#### [AIM]
Extract, from the listing that follows, each line containing the word "categories".

-- BEGIN DATA EXCERPTS --

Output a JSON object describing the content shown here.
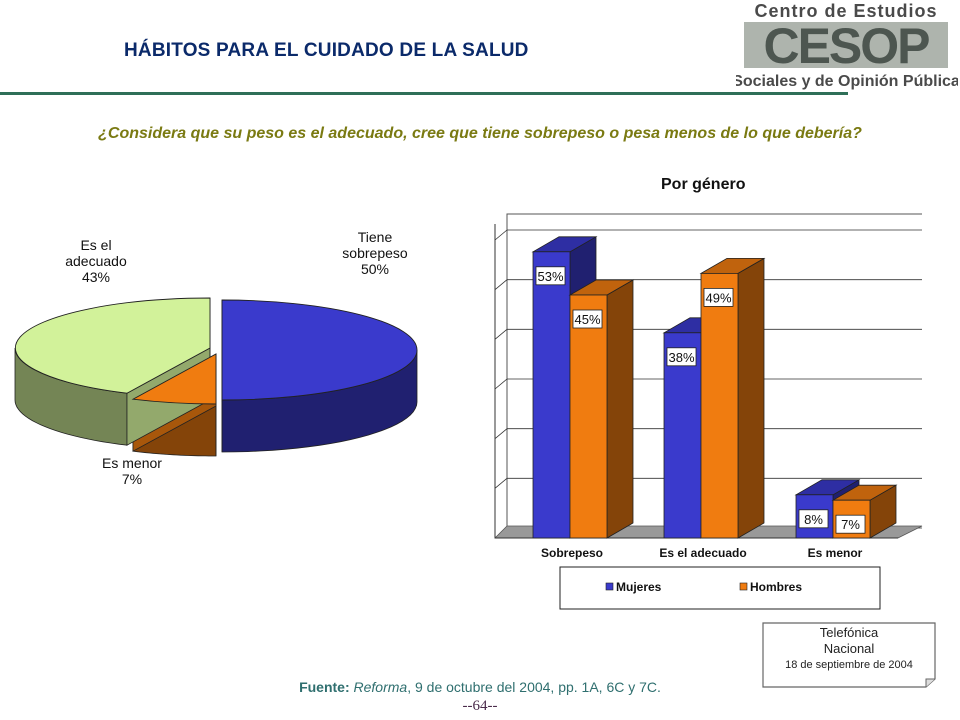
{
  "header": {
    "title": "HÁBITOS PARA EL CUIDADO DE LA SALUD",
    "logo_line1": "Centro de Estudios",
    "logo_acronym": "CESOP",
    "logo_line2": "Sociales y de Opinión Pública"
  },
  "question": "¿Considera que su peso es el adecuado, cree que tiene sobrepeso o pesa menos de lo que debería?",
  "chart_data": [
    {
      "type": "pie",
      "title": "",
      "slices": [
        {
          "label": [
            "Tiene",
            "sobrepeso"
          ],
          "value": 50,
          "value_label": "50%",
          "color": "#3a3acc"
        },
        {
          "label": [
            "Es menor"
          ],
          "value": 7,
          "value_label": "7%",
          "color": "#f07c10"
        },
        {
          "label": [
            "Es el",
            "adecuado"
          ],
          "value": 43,
          "value_label": "43%",
          "color": "#d2f29a"
        }
      ]
    },
    {
      "type": "bar",
      "title": "Por género",
      "categories": [
        "Sobrepeso",
        "Es el adecuado",
        "Es menor"
      ],
      "series": [
        {
          "name": "Mujeres",
          "values": [
            53,
            38,
            8
          ],
          "labels": [
            "53%",
            "38%",
            "8%"
          ],
          "color": "#3a3acc"
        },
        {
          "name": "Hombres",
          "values": [
            45,
            49,
            7
          ],
          "labels": [
            "45%",
            "49%",
            "7%"
          ],
          "color": "#f07c10"
        }
      ],
      "ylim": [
        0,
        60
      ],
      "grid": true,
      "legend": "bottom"
    }
  ],
  "note": {
    "line1": "Telefónica",
    "line2": "Nacional",
    "line3": "18 de septiembre de 2004"
  },
  "source": {
    "label": "Fuente:",
    "publication": "Reforma",
    "detail": ", 9 de octubre del 2004, pp. 1A,  6C y 7C."
  },
  "page_number": "--64--"
}
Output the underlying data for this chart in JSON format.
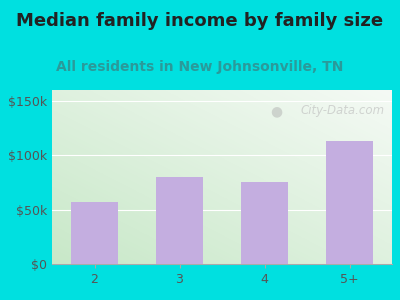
{
  "title": "Median family income by family size",
  "subtitle": "All residents in New Johnsonville, TN",
  "categories": [
    "2",
    "3",
    "4",
    "5+"
  ],
  "values": [
    57000,
    80000,
    75000,
    113000
  ],
  "bar_color": "#c4aee0",
  "bar_edgecolor": "none",
  "ylim": [
    0,
    160000
  ],
  "yticks": [
    0,
    50000,
    100000,
    150000
  ],
  "ytick_labels": [
    "$0",
    "$50k",
    "$100k",
    "$150k"
  ],
  "title_fontsize": 13,
  "title_color": "#222222",
  "subtitle_fontsize": 10,
  "subtitle_color": "#2a9a9a",
  "tick_label_fontsize": 9,
  "outer_bg_color": "#00e0e0",
  "plot_bg_top_left": "#c8e8c8",
  "plot_bg_bottom_right": "#f5faf5",
  "watermark_text": "City-Data.com",
  "watermark_color": "#bbbbbb",
  "watermark_alpha": 0.6
}
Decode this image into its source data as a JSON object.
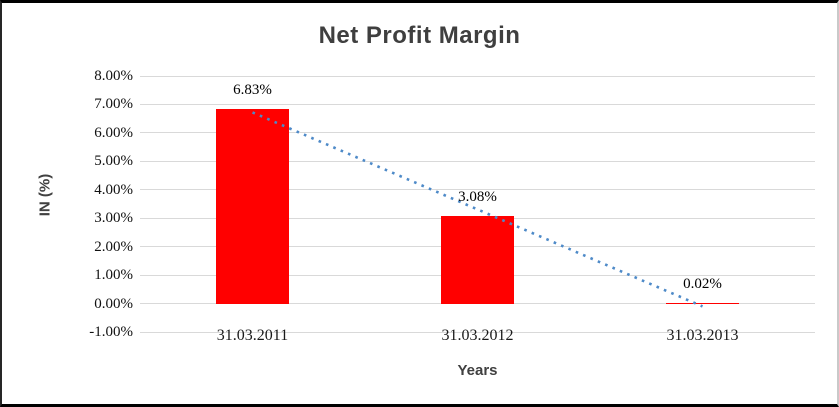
{
  "chart_data": {
    "type": "bar",
    "title": "Net Profit Margin",
    "xlabel": "Years",
    "ylabel": "IN (%)",
    "categories": [
      "31.03.2011",
      "31.03.2012",
      "31.03.2013"
    ],
    "values": [
      6.83,
      3.08,
      0.02
    ],
    "data_labels": [
      "6.83%",
      "3.08%",
      "0.02%"
    ],
    "ylim": [
      -1,
      8
    ],
    "ytick_labels": [
      "8.00%",
      "7.00%",
      "6.00%",
      "5.00%",
      "4.00%",
      "3.00%",
      "2.00%",
      "1.00%",
      "0.00%",
      "-1.00%"
    ],
    "grid": true,
    "legend": false,
    "bar_color": "#FF0000",
    "gridline_color": "#D9D9D9",
    "title_color": "#3F3F3F",
    "trendline": {
      "type": "linear",
      "style": "dotted",
      "color": "#4E8AC8",
      "start_pct": 6.72,
      "end_pct": -0.1
    }
  }
}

-- END DATA EXCERPTS --

#### [THE SOLUTION]
      "categories": [
  "categories": [
    "categories": [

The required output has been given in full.